## EXERCISE GOAL
Copy out every record below with complete accuracy.

....

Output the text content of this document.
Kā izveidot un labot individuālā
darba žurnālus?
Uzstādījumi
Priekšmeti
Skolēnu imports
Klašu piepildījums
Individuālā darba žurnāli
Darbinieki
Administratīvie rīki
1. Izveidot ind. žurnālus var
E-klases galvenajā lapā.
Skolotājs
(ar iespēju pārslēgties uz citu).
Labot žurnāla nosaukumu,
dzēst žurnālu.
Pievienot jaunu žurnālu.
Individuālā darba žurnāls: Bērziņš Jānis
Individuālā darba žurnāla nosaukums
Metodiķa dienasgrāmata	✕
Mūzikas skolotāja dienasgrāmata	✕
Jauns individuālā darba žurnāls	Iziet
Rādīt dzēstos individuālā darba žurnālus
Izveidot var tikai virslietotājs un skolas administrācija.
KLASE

....

## THE COMPLETED TASK
Output the text content of this document.
Kā izveidot un labot individuālā
darba žurnālus?
Uzstādījumi
Priekšmeti
Skolēnu imports
Klašu piepildījums
Individuālā darba žurnāli
Darbinieki
Administratīvie rīki
1. Izveidot ind. žurnālus var
E-klases galvenajā lapā.
Skolotājs
(ar iespēju pārslēgties uz citu).
Labot žurnāla nosaukumu,
dzēst žurnālu.
Pievienot jaunu žurnālu.
Individuālā darba žurnāls: Bērziņš Jānis
Individuālā darba žurnāla nosaukums
Metodiķa dienasgrāmata	✕
Mūzikas skolotāja dienasgrāmata	✕
Jauns individuālā darba žurnāls	Iziet
Rādīt dzēstos individuālā darba žurnālus
Izveidot var tikai virslietotājs un skolas administrācija.
KLASE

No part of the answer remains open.